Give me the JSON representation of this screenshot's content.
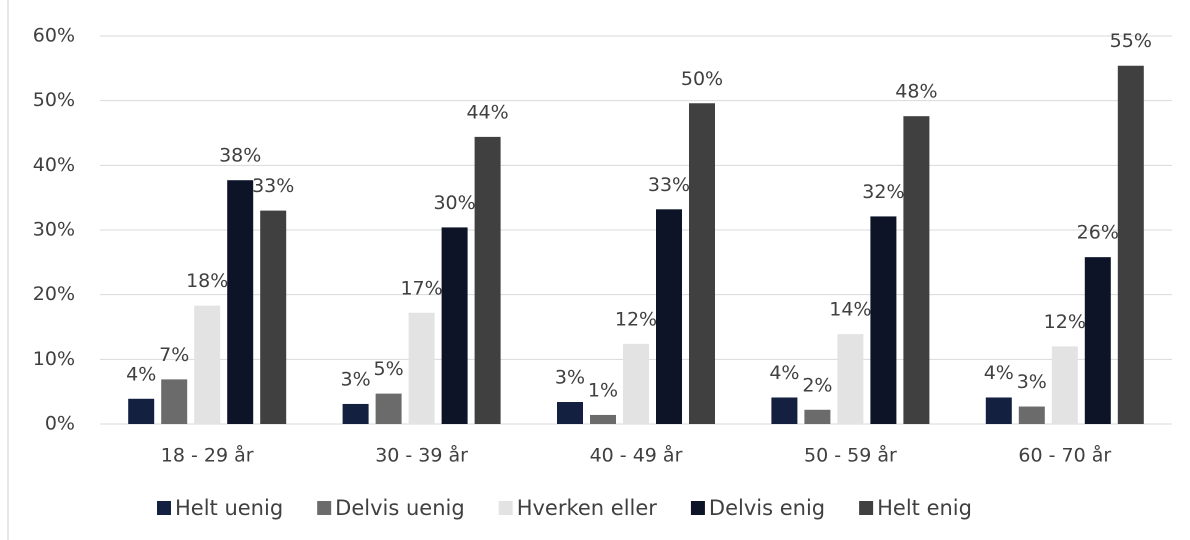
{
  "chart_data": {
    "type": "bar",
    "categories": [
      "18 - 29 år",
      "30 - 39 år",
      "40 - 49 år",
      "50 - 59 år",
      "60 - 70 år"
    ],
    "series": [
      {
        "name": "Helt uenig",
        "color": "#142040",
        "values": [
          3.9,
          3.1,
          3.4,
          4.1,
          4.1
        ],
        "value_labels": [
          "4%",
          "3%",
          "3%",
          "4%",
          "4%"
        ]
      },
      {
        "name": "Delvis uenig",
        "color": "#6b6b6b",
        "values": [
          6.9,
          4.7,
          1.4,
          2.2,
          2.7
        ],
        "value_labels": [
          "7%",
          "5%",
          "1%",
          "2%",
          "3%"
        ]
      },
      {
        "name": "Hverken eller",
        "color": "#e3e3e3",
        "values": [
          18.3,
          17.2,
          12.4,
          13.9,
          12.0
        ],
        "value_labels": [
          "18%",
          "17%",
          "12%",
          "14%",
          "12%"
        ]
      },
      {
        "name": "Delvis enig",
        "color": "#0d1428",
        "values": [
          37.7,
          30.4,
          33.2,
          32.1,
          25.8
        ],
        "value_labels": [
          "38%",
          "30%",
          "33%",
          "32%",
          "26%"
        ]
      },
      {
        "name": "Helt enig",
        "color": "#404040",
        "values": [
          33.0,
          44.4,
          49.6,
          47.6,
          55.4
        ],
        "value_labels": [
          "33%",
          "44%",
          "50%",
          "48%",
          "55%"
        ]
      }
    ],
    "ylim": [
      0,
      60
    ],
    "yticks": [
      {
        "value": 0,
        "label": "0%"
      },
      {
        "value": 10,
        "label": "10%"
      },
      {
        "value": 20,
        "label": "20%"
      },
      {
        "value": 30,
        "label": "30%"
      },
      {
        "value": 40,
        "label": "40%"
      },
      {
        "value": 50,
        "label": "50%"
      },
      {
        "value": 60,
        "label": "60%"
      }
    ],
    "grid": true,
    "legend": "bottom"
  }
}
...
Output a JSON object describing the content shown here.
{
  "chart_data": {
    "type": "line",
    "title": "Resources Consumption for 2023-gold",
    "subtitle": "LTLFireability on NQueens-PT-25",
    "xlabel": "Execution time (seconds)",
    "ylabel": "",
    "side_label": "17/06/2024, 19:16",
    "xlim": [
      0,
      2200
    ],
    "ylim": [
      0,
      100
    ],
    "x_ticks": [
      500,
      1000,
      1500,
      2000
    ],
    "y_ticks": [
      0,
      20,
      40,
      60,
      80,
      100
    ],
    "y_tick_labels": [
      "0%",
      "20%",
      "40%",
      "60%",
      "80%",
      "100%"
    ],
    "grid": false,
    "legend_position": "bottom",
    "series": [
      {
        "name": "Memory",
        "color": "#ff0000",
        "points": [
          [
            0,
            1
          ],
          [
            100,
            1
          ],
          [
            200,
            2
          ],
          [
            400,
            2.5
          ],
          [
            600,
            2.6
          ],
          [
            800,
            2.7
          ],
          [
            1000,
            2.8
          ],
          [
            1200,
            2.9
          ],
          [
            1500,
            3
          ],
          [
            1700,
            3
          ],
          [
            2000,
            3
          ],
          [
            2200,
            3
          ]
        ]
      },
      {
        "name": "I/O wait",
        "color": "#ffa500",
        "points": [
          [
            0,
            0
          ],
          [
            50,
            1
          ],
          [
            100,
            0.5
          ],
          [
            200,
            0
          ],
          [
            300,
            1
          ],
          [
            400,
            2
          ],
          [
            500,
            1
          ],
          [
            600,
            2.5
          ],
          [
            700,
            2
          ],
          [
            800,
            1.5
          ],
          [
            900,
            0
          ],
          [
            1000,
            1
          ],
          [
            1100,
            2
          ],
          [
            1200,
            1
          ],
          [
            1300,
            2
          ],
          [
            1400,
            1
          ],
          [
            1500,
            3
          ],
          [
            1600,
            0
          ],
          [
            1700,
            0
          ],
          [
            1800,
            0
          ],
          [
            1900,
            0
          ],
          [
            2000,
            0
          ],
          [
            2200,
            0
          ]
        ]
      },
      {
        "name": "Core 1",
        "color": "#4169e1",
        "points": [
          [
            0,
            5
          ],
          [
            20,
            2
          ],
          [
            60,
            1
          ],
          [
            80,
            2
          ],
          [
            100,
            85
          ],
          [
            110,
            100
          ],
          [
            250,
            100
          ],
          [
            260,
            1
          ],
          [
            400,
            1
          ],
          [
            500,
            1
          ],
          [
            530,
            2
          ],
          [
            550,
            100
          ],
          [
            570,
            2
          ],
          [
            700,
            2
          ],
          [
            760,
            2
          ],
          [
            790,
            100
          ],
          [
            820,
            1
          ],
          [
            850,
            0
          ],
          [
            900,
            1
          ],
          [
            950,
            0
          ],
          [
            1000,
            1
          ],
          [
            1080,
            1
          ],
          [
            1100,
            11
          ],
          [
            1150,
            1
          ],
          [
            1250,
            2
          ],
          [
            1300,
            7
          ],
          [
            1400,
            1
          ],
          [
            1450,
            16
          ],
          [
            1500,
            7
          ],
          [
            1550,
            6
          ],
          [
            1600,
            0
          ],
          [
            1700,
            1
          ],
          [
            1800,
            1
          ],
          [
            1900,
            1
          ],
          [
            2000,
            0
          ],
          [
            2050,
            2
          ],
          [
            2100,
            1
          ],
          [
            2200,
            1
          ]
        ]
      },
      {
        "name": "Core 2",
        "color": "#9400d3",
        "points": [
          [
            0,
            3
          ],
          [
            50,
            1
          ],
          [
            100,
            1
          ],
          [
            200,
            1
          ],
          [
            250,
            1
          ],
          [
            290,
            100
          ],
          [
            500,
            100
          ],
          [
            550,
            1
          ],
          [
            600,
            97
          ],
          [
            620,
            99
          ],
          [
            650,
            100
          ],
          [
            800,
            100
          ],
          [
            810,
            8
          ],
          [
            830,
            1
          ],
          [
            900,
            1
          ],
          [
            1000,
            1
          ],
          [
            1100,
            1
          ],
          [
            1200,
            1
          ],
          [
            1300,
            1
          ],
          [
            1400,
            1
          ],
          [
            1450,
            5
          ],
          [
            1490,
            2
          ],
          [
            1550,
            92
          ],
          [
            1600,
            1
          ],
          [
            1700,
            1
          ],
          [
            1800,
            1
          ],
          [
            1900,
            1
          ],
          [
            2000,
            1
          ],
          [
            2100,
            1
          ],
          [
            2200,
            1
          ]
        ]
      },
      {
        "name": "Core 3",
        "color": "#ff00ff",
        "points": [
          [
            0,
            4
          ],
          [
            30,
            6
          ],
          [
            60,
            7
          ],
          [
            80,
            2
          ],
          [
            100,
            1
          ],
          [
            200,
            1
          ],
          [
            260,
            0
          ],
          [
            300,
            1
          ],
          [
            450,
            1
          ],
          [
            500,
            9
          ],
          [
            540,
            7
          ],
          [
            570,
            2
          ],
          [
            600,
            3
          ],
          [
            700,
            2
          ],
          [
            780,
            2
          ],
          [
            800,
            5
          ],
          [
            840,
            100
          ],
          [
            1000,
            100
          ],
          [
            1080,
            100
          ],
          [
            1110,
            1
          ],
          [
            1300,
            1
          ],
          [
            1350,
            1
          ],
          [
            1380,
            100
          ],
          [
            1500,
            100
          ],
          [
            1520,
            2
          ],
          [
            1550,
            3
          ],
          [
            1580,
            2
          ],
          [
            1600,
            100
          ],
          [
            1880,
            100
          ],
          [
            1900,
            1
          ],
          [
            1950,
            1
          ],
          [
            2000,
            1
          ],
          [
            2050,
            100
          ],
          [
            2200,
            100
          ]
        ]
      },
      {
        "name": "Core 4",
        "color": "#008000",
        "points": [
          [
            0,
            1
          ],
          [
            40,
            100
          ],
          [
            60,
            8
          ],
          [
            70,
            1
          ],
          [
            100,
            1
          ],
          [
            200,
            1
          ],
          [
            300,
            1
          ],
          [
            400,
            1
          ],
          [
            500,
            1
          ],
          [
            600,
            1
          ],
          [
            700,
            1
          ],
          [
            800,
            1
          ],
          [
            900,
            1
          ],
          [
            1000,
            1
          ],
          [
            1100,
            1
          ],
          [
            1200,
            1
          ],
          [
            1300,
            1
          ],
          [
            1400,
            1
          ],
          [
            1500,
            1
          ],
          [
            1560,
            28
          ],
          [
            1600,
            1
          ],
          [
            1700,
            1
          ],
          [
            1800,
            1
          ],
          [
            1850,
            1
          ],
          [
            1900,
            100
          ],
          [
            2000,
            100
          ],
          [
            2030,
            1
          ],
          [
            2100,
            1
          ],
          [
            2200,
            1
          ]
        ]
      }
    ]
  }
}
==
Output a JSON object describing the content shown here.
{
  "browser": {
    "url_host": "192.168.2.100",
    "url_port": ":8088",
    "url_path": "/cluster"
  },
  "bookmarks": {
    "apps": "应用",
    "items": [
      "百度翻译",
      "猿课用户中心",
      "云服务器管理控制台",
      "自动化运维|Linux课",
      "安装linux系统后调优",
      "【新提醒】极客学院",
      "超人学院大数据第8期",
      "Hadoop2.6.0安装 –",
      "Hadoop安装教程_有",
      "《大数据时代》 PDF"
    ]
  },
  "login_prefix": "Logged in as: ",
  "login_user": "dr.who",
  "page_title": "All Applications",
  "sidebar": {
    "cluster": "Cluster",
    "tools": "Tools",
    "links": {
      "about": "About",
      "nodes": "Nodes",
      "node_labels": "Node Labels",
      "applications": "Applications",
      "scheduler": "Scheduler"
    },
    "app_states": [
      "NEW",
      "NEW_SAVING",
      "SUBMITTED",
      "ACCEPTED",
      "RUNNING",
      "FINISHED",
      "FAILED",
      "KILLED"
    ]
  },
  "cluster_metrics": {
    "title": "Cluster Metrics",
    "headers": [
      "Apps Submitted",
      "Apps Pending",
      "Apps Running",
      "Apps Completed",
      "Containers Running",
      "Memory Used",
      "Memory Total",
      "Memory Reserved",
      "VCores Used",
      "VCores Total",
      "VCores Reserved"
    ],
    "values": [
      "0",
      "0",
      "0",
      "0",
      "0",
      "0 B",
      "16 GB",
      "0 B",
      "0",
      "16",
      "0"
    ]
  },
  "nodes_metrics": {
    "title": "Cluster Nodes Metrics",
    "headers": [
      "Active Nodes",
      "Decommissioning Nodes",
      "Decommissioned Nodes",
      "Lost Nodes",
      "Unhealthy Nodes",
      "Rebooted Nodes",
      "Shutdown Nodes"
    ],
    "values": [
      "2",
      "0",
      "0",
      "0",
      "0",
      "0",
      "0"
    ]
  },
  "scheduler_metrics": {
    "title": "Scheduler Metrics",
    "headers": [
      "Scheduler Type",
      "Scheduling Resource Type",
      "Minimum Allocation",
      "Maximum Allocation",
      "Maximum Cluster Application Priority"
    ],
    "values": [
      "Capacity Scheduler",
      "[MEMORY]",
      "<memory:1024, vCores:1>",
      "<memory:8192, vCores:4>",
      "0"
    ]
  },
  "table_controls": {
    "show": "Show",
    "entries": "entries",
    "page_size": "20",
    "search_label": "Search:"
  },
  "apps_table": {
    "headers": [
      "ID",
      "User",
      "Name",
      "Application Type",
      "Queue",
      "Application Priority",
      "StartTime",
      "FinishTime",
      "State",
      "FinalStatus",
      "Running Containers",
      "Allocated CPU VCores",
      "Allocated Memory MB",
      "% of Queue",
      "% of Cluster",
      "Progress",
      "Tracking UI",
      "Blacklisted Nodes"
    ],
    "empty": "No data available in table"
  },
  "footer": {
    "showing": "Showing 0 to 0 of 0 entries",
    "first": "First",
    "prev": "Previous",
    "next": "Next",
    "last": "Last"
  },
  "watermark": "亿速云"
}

◆ **Written exercise**
Extract each line holding the string "Applications".

◆ **In response**
  "page_title": "All Applications",
      "applications": "Applications",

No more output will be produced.